TASK DIRECTIONS:
Will you give the material below again, every line exactly as it is?
[start MATERIALS PROVIDED]
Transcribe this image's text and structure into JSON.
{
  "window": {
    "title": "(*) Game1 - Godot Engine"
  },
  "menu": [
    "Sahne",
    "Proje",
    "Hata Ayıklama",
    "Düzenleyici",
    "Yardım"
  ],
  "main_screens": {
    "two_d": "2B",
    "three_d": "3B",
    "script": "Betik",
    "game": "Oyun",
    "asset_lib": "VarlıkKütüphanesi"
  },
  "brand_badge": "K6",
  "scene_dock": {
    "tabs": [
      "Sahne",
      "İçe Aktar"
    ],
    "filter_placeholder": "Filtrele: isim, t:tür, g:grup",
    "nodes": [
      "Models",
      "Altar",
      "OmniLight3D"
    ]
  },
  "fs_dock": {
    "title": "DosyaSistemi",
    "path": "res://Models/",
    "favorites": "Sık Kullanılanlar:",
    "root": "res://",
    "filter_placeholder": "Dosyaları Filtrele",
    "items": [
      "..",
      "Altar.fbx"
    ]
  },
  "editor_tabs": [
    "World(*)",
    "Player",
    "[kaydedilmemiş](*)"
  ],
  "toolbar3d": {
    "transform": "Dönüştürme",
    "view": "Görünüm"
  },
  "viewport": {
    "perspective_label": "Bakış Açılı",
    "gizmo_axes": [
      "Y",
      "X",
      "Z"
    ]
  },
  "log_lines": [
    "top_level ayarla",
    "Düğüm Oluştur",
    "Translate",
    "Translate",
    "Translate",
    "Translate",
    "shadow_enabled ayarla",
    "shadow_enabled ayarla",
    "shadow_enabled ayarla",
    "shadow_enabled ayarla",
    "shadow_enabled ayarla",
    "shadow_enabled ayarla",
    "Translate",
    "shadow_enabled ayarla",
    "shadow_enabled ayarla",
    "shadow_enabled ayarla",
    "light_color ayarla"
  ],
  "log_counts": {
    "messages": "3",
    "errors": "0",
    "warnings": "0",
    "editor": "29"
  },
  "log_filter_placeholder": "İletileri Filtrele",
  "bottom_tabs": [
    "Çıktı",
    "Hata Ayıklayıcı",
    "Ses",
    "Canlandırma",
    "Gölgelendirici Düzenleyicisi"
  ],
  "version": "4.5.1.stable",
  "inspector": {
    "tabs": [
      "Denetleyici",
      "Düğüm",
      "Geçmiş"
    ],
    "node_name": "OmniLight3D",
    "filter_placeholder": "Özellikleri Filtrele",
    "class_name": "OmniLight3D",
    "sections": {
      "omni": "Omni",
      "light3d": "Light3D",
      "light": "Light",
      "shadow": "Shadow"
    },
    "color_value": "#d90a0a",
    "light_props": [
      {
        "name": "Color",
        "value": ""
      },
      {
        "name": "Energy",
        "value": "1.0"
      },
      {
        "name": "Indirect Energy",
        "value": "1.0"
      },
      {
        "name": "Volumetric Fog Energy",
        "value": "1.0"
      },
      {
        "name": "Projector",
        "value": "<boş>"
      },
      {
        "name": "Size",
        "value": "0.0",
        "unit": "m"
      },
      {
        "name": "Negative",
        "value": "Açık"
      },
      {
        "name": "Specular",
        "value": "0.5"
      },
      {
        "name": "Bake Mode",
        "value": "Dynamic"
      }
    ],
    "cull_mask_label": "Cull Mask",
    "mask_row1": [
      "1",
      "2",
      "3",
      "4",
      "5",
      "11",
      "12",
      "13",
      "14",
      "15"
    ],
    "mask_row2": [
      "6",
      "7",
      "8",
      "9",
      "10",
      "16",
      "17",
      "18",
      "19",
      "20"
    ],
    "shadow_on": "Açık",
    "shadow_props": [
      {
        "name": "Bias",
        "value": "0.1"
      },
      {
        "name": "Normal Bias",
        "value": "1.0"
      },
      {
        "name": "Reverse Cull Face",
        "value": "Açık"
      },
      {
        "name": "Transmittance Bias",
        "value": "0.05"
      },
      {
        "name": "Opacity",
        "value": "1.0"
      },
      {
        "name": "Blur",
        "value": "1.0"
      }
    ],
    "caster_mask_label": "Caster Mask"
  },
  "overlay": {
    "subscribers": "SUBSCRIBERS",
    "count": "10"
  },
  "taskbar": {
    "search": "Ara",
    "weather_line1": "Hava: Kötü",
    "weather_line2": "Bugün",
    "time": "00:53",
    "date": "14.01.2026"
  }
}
[end MATERIALS PROVIDED]
PROBLEM SOLUTION:
Transcribe this image's text and structure into JSON.
{
  "window": {
    "title": "(*) Game1 - Godot Engine"
  },
  "menu": [
    "Sahne",
    "Proje",
    "Hata Ayıklama",
    "Düzenleyici",
    "Yardım"
  ],
  "main_screens": {
    "two_d": "2B",
    "three_d": "3B",
    "script": "Betik",
    "game": "Oyun",
    "asset_lib": "VarlıkKütüphanesi"
  },
  "brand_badge": "K6",
  "scene_dock": {
    "tabs": [
      "Sahne",
      "İçe Aktar"
    ],
    "filter_placeholder": "Filtrele: isim, t:tür, g:grup",
    "nodes": [
      "Models",
      "Altar",
      "OmniLight3D"
    ]
  },
  "fs_dock": {
    "title": "DosyaSistemi",
    "path": "res://Models/",
    "favorites": "Sık Kullanılanlar:",
    "root": "res://",
    "filter_placeholder": "Dosyaları Filtrele",
    "items": [
      "..",
      "Altar.fbx"
    ]
  },
  "editor_tabs": [
    "World(*)",
    "Player",
    "[kaydedilmemiş](*)"
  ],
  "toolbar3d": {
    "transform": "Dönüştürme",
    "view": "Görünüm"
  },
  "viewport": {
    "perspective_label": "Bakış Açılı",
    "gizmo_axes": [
      "Y",
      "X",
      "Z"
    ]
  },
  "log_lines": [
    "top_level ayarla",
    "Düğüm Oluştur",
    "Translate",
    "Translate",
    "Translate",
    "Translate",
    "shadow_enabled ayarla",
    "shadow_enabled ayarla",
    "shadow_enabled ayarla",
    "shadow_enabled ayarla",
    "shadow_enabled ayarla",
    "shadow_enabled ayarla",
    "Translate",
    "shadow_enabled ayarla",
    "shadow_enabled ayarla",
    "shadow_enabled ayarla",
    "light_color ayarla"
  ],
  "log_counts": {
    "messages": "3",
    "errors": "0",
    "warnings": "0",
    "editor": "29"
  },
  "log_filter_placeholder": "İletileri Filtrele",
  "bottom_tabs": [
    "Çıktı",
    "Hata Ayıklayıcı",
    "Ses",
    "Canlandırma",
    "Gölgelendirici Düzenleyicisi"
  ],
  "version": "4.5.1.stable",
  "inspector": {
    "tabs": [
      "Denetleyici",
      "Düğüm",
      "Geçmiş"
    ],
    "node_name": "OmniLight3D",
    "filter_placeholder": "Özellikleri Filtrele",
    "class_name": "OmniLight3D",
    "sections": {
      "omni": "Omni",
      "light3d": "Light3D",
      "light": "Light",
      "shadow": "Shadow"
    },
    "color_value": "#d90a0a",
    "light_props": [
      {
        "name": "Color",
        "value": ""
      },
      {
        "name": "Energy",
        "value": "1.0"
      },
      {
        "name": "Indirect Energy",
        "value": "1.0"
      },
      {
        "name": "Volumetric Fog Energy",
        "value": "1.0"
      },
      {
        "name": "Projector",
        "value": "<boş>"
      },
      {
        "name": "Size",
        "value": "0.0",
        "unit": "m"
      },
      {
        "name": "Negative",
        "value": "Açık"
      },
      {
        "name": "Specular",
        "value": "0.5"
      },
      {
        "name": "Bake Mode",
        "value": "Dynamic"
      }
    ],
    "cull_mask_label": "Cull Mask",
    "mask_row1": [
      "1",
      "2",
      "3",
      "4",
      "5",
      "11",
      "12",
      "13",
      "14",
      "15"
    ],
    "mask_row2": [
      "6",
      "7",
      "8",
      "9",
      "10",
      "16",
      "17",
      "18",
      "19",
      "20"
    ],
    "shadow_on": "Açık",
    "shadow_props": [
      {
        "name": "Bias",
        "value": "0.1"
      },
      {
        "name": "Normal Bias",
        "value": "1.0"
      },
      {
        "name": "Reverse Cull Face",
        "value": "Açık"
      },
      {
        "name": "Transmittance Bias",
        "value": "0.05"
      },
      {
        "name": "Opacity",
        "value": "1.0"
      },
      {
        "name": "Blur",
        "value": "1.0"
      }
    ],
    "caster_mask_label": "Caster Mask"
  },
  "overlay": {
    "subscribers": "SUBSCRIBERS",
    "count": "10"
  },
  "taskbar": {
    "search": "Ara",
    "weather_line1": "Hava: Kötü",
    "weather_line2": "Bugün",
    "time": "00:53",
    "date": "14.01.2026"
  }
}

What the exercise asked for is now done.